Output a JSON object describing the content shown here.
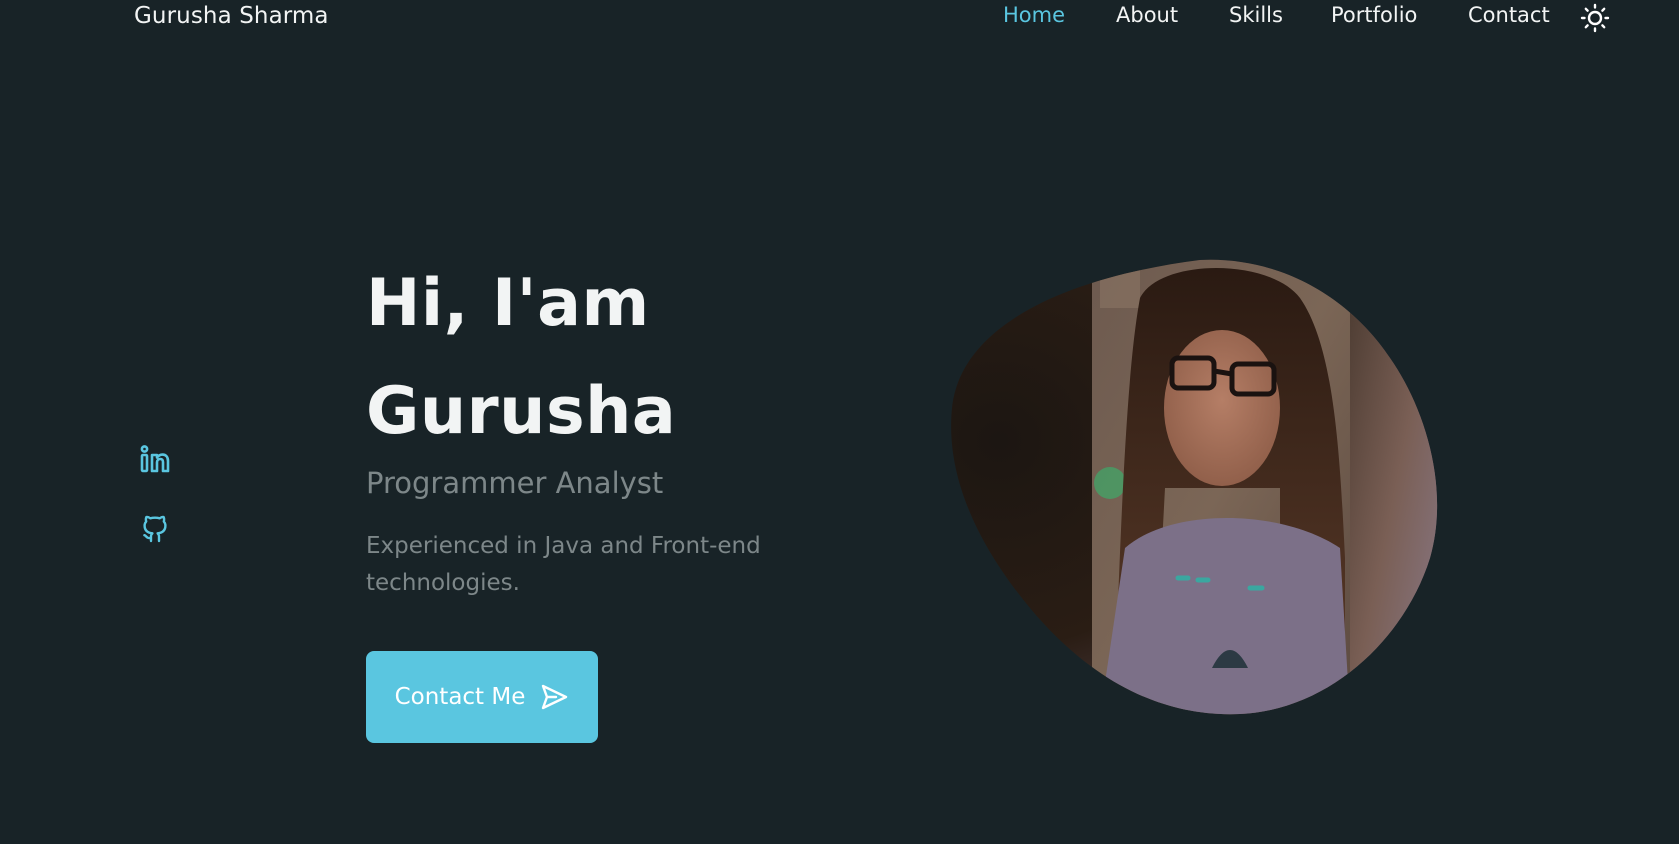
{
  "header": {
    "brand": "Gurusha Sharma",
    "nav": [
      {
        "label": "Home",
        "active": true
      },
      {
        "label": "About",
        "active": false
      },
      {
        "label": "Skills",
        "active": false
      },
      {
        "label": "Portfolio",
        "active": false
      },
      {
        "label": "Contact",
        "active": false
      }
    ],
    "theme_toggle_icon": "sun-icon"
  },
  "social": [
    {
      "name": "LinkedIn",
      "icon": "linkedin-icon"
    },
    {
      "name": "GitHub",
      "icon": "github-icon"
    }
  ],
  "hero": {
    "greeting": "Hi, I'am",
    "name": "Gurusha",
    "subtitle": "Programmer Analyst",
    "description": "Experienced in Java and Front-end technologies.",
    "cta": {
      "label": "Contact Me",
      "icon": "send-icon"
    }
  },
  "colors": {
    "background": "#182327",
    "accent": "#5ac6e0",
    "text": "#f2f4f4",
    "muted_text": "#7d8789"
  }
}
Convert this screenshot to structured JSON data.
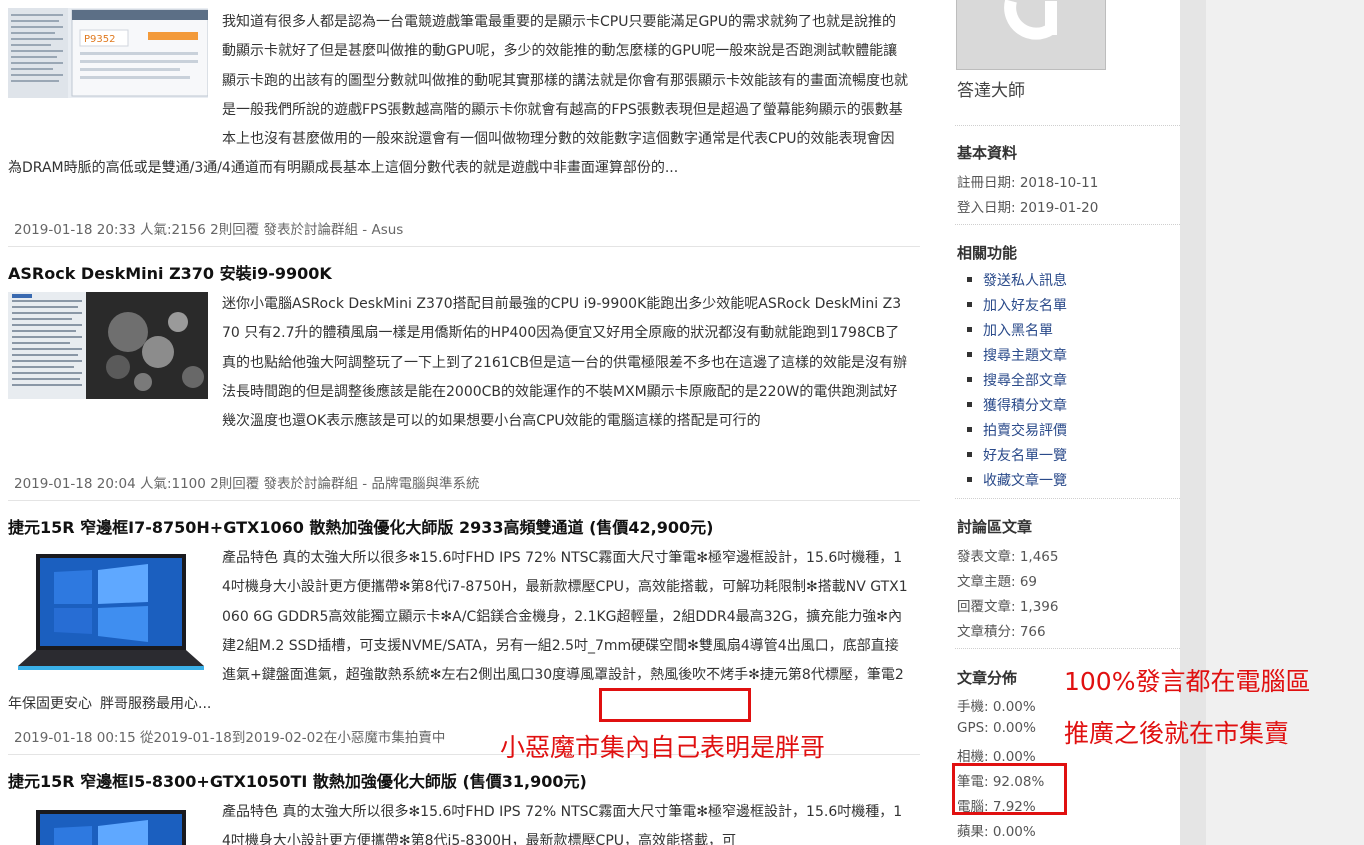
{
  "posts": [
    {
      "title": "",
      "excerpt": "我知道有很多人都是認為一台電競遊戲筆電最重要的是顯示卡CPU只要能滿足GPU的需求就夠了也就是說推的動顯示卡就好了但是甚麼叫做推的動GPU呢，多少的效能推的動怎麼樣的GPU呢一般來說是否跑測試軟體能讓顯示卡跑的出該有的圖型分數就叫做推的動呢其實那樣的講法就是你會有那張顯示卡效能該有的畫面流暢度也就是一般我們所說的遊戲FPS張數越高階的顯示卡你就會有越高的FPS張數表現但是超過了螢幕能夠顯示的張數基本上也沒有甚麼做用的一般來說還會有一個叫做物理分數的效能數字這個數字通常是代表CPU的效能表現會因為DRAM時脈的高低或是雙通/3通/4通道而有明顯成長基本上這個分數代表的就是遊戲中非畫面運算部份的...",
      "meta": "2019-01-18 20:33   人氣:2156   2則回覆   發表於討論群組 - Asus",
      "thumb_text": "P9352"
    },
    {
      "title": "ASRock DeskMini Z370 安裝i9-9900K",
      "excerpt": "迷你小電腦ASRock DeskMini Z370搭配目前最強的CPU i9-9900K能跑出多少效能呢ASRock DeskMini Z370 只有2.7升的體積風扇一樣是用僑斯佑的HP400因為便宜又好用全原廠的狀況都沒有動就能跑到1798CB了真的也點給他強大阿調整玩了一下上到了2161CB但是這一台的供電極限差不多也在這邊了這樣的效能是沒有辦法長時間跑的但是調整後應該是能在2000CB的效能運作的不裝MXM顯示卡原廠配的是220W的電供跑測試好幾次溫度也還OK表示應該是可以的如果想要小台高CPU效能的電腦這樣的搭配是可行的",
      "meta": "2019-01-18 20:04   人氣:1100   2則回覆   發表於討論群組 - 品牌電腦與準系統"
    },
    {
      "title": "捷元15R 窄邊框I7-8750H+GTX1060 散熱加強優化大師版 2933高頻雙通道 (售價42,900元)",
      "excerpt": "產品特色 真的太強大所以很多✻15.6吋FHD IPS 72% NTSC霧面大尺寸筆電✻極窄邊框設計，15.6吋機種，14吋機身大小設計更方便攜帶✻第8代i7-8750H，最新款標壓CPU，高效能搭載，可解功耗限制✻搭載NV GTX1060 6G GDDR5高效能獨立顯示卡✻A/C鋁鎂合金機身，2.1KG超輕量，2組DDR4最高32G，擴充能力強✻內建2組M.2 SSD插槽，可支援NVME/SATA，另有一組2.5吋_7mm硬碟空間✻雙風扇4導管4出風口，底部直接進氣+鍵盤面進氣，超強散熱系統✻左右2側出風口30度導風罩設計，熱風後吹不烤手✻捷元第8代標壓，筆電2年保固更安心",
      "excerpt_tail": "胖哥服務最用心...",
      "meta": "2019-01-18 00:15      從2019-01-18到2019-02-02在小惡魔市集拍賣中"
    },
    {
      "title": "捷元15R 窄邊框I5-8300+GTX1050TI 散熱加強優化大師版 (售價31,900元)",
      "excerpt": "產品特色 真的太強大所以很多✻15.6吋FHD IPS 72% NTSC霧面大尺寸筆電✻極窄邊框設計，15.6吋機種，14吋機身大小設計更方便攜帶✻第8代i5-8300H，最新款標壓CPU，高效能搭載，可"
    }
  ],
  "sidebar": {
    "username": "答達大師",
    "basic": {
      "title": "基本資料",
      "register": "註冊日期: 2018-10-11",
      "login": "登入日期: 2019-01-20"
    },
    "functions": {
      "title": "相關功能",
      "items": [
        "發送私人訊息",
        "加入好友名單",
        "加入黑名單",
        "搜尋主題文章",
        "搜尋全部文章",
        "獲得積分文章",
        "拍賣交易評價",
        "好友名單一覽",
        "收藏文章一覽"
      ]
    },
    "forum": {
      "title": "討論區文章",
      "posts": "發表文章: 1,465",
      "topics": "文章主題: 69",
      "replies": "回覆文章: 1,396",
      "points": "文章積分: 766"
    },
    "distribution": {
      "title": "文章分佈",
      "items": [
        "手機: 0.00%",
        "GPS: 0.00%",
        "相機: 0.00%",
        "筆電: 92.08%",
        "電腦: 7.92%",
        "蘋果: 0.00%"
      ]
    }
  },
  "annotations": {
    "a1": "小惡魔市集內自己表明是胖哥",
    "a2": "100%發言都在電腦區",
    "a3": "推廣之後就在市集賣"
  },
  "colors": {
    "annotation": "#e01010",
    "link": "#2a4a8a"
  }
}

#####

Written exercise: Strip out the pictures and quote the remaining data word for word.

Correct response:
Output a JSON object describing the content shown here.
{
  "header": {
    "brand": "Gurusha Sharma",
    "nav": [
      {
        "label": "Home",
        "active": true
      },
      {
        "label": "About",
        "active": false
      },
      {
        "label": "Skills",
        "active": false
      },
      {
        "label": "Portfolio",
        "active": false
      },
      {
        "label": "Contact",
        "active": false
      }
    ],
    "theme_toggle_icon": "sun-icon"
  },
  "social": [
    {
      "name": "LinkedIn",
      "icon": "linkedin-icon"
    },
    {
      "name": "GitHub",
      "icon": "github-icon"
    }
  ],
  "hero": {
    "greeting": "Hi, I'am",
    "name": "Gurusha",
    "subtitle": "Programmer Analyst",
    "description": "Experienced in Java and Front-end technologies.",
    "cta": {
      "label": "Contact Me",
      "icon": "send-icon"
    }
  },
  "colors": {
    "background": "#182327",
    "accent": "#5ac6e0",
    "text": "#f2f4f4",
    "muted_text": "#7d8789"
  }
}
Convert this screenshot to structured JSON data.
{
  "posts": [
    {
      "title": "",
      "excerpt": "我知道有很多人都是認為一台電競遊戲筆電最重要的是顯示卡CPU只要能滿足GPU的需求就夠了也就是說推的動顯示卡就好了但是甚麼叫做推的動GPU呢，多少的效能推的動怎麼樣的GPU呢一般來說是否跑測試軟體能讓顯示卡跑的出該有的圖型分數就叫做推的動呢其實那樣的講法就是你會有那張顯示卡效能該有的畫面流暢度也就是一般我們所說的遊戲FPS張數越高階的顯示卡你就會有越高的FPS張數表現但是超過了螢幕能夠顯示的張數基本上也沒有甚麼做用的一般來說還會有一個叫做物理分數的效能數字這個數字通常是代表CPU的效能表現會因為DRAM時脈的高低或是雙通/3通/4通道而有明顯成長基本上這個分數代表的就是遊戲中非畫面運算部份的...",
      "meta": "2019-01-18 20:33   人氣:2156   2則回覆   發表於討論群組 - Asus",
      "thumb_text": "P9352"
    },
    {
      "title": "ASRock DeskMini Z370 安裝i9-9900K",
      "excerpt": "迷你小電腦ASRock DeskMini Z370搭配目前最強的CPU i9-9900K能跑出多少效能呢ASRock DeskMini Z370 只有2.7升的體積風扇一樣是用僑斯佑的HP400因為便宜又好用全原廠的狀況都沒有動就能跑到1798CB了真的也點給他強大阿調整玩了一下上到了2161CB但是這一台的供電極限差不多也在這邊了這樣的效能是沒有辦法長時間跑的但是調整後應該是能在2000CB的效能運作的不裝MXM顯示卡原廠配的是220W的電供跑測試好幾次溫度也還OK表示應該是可以的如果想要小台高CPU效能的電腦這樣的搭配是可行的",
      "meta": "2019-01-18 20:04   人氣:1100   2則回覆   發表於討論群組 - 品牌電腦與準系統"
    },
    {
      "title": "捷元15R 窄邊框I7-8750H+GTX1060 散熱加強優化大師版 2933高頻雙通道 (售價42,900元)",
      "excerpt": "產品特色 真的太強大所以很多✻15.6吋FHD IPS 72% NTSC霧面大尺寸筆電✻極窄邊框設計，15.6吋機種，14吋機身大小設計更方便攜帶✻第8代i7-8750H，最新款標壓CPU，高效能搭載，可解功耗限制✻搭載NV GTX1060 6G GDDR5高效能獨立顯示卡✻A/C鋁鎂合金機身，2.1KG超輕量，2組DDR4最高32G，擴充能力強✻內建2組M.2 SSD插槽，可支援NVME/SATA，另有一組2.5吋_7mm硬碟空間✻雙風扇4導管4出風口，底部直接進氣+鍵盤面進氣，超強散熱系統✻左右2側出風口30度導風罩設計，熱風後吹不烤手✻捷元第8代標壓，筆電2年保固更安心",
      "excerpt_tail": "胖哥服務最用心...",
      "meta": "2019-01-18 00:15      從2019-01-18到2019-02-02在小惡魔市集拍賣中"
    },
    {
      "title": "捷元15R 窄邊框I5-8300+GTX1050TI 散熱加強優化大師版 (售價31,900元)",
      "excerpt": "產品特色 真的太強大所以很多✻15.6吋FHD IPS 72% NTSC霧面大尺寸筆電✻極窄邊框設計，15.6吋機種，14吋機身大小設計更方便攜帶✻第8代i5-8300H，最新款標壓CPU，高效能搭載，可"
    }
  ],
  "sidebar": {
    "username": "答達大師",
    "basic": {
      "title": "基本資料",
      "register": "註冊日期: 2018-10-11",
      "login": "登入日期: 2019-01-20"
    },
    "functions": {
      "title": "相關功能",
      "items": [
        "發送私人訊息",
        "加入好友名單",
        "加入黑名單",
        "搜尋主題文章",
        "搜尋全部文章",
        "獲得積分文章",
        "拍賣交易評價",
        "好友名單一覽",
        "收藏文章一覽"
      ]
    },
    "forum": {
      "title": "討論區文章",
      "posts": "發表文章: 1,465",
      "topics": "文章主題: 69",
      "replies": "回覆文章: 1,396",
      "points": "文章積分: 766"
    },
    "distribution": {
      "title": "文章分佈",
      "items": [
        "手機: 0.00%",
        "GPS: 0.00%",
        "相機: 0.00%",
        "筆電: 92.08%",
        "電腦: 7.92%",
        "蘋果: 0.00%"
      ]
    }
  },
  "annotations": {
    "a1": "小惡魔市集內自己表明是胖哥",
    "a2": "100%發言都在電腦區",
    "a3": "推廣之後就在市集賣"
  },
  "colors": {
    "annotation": "#e01010",
    "link": "#2a4a8a"
  }
}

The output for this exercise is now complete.